- [Given records]

● ● ● ● ● ● ●

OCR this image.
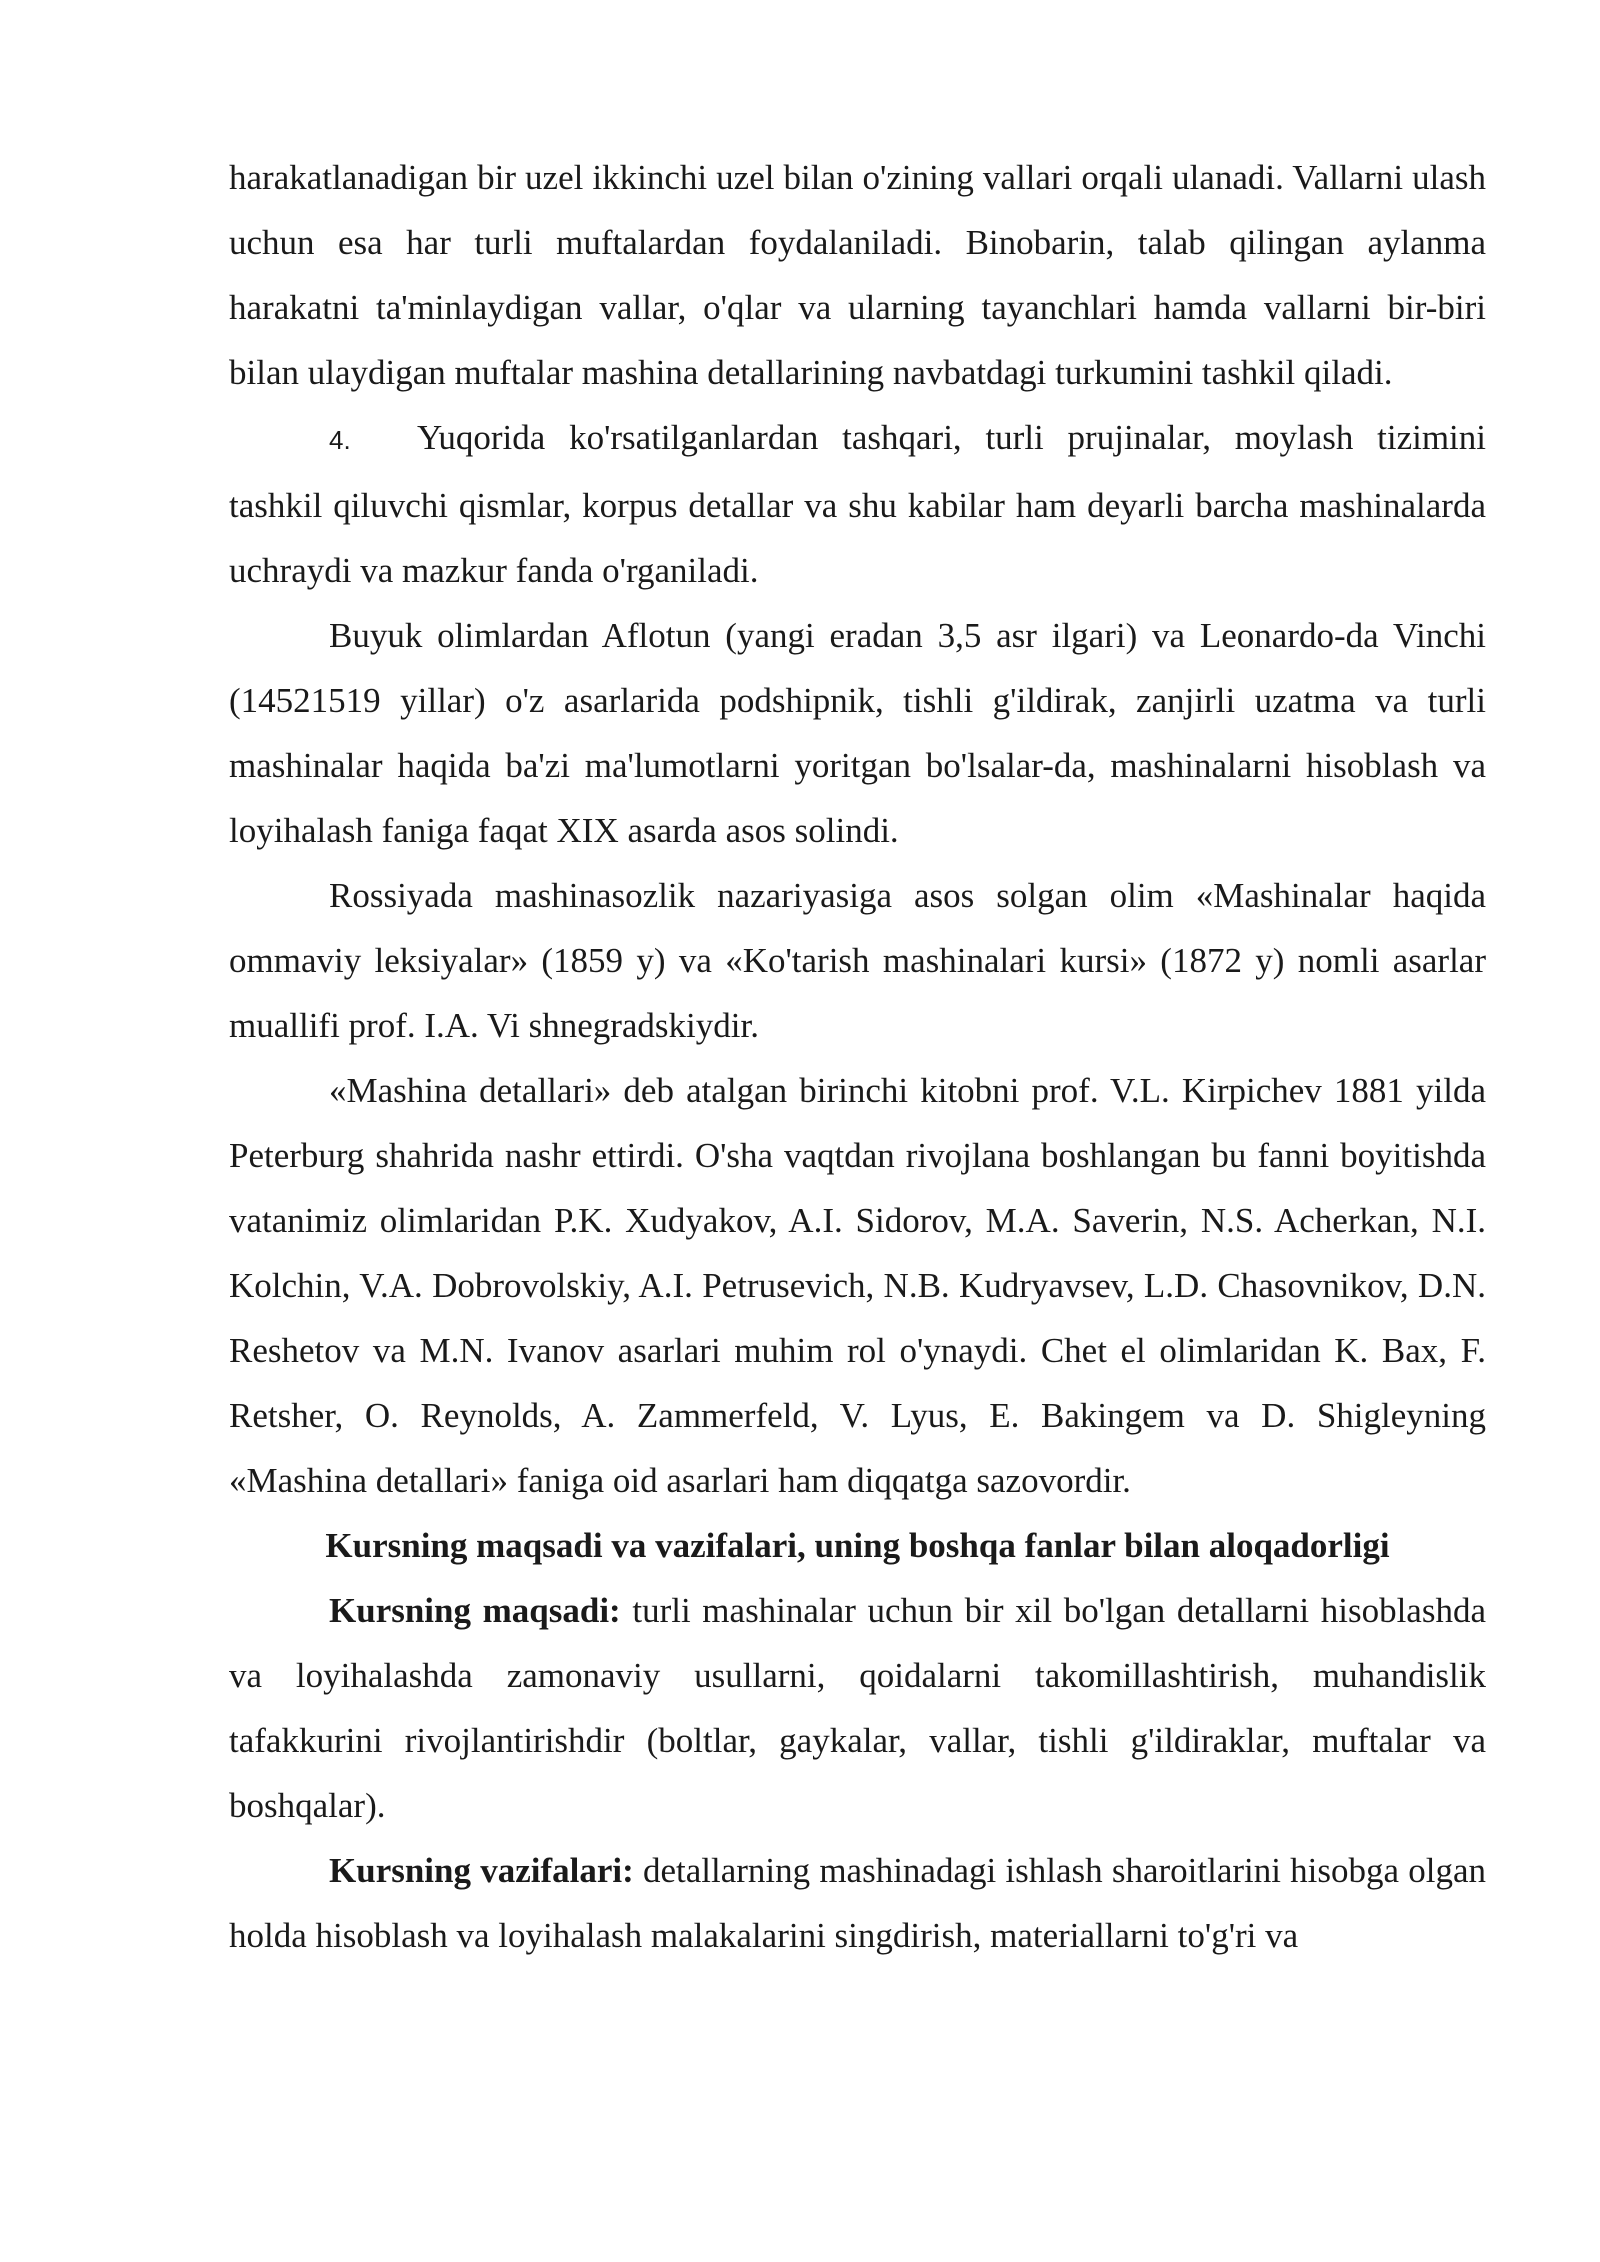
harakatlanadigan bir uzel ikkinchi uzel bilan o'zining vallari orqali ulanadi. Vallarni ulash uchun esa har turli muftalardan foydalaniladi. Binobarin, talab qilingan aylanma harakatni ta'minlaydigan vallar, o'qlar va ularning tayanchlari hamda vallarni bir-biri bilan ulaydigan muftalar mashina detallarining navbatdagi turkumini tashkil qiladi.

4. Yuqorida ko'rsatilganlardan tashqari, turli prujinalar, moylash tizimini tashkil qiluvchi qismlar, korpus detallar va shu kabilar ham deyarli barcha mashinalarda uchraydi va mazkur fanda o'rganiladi.

Buyuk olimlardan Aflotun (yangi eradan 3,5 asr ilgari) va Leonardo-da Vinchi (14521519 yillar) o'z asarlarida podshipnik, tishli g'ildirak, zanjirli uzatma va turli mashinalar haqida ba'zi ma'lumotlarni yoritgan bo'lsalar-da, mashinalarni hisoblash va loyihalash faniga faqat XIX asarda asos solindi.

Rossiyada mashinasozlik nazariyasiga asos solgan olim «Mashinalar haqida ommaviy leksiyalar» (1859 y) va «Ko'tarish mashinalari kursi» (1872 y) nomli asarlar muallifi prof. I.A. Vi shnegradskiydir.

«Mashina detallari» deb atalgan birinchi kitobni prof. V.L. Kirpichev 1881 yilda Peterburg shahrida nashr ettirdi. O'sha vaqtdan rivojlana boshlangan bu fanni boyitishda vatanimiz olimlaridan P.K. Xudyakov, A.I. Sidorov, M.A. Saverin, N.S. Acherkan, N.I. Kolchin, V.A. Dobrovolskiy, A.I. Petrusevich, N.B. Kudryavsev, L.D. Chasovnikov, D.N. Reshetov va M.N. Ivanov asarlari muhim rol o'ynaydi. Chet el olimlaridan K. Bax, F. Retsher, O. Reynolds, A. Zammerfeld, V. Lyus, E. Bakingem va D. Shigleyning «Mashina detallari» faniga oid asarlari ham diqqatga sazovordir.

Kursning maqsadi va vazifalari, uning boshqa fanlar bilan aloqadorligi

Kursning maqsadi: turli mashinalar uchun bir xil bo'lgan detallarni hisoblashda va loyihalashda zamonaviy usullarni, qoidalarni takomillashtirish, muhandislik tafakkurini rivojlantirishdir (boltlar, gaykalar, vallar, tishli g'ildiraklar, muftalar va boshqalar).

Kursning vazifalari: detallarning mashinadagi ishlash sharoitlarini hisobga olgan holda hisoblash va loyihalash malakalarini singdirish, materiallarni to'g'ri va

● ● ● ● ● ● ●

Copy every line of the data that holds the string "Kursning".

Kursning maqsadi va vazifalari, uning boshqa fanlar bilan aloqadorligi
Kursning maqsadi: turli mashinalar uchun bir xil bo'lgan detallarni hisoblashda va loyihalashda zamonaviy usullarni, qoidalarni takomillashtirish, muhandislik tafakkurini rivojlantirishdir (boltlar, gaykalar, vallar, tishli g'ildiraklar, muftalar va boshqalar).
Kursning vazifalari: detallarning mashinadagi ishlash sharoitlarini hisobga olgan holda hisoblash va loyihalash malakalarini singdirish, materiallarni to'g'ri va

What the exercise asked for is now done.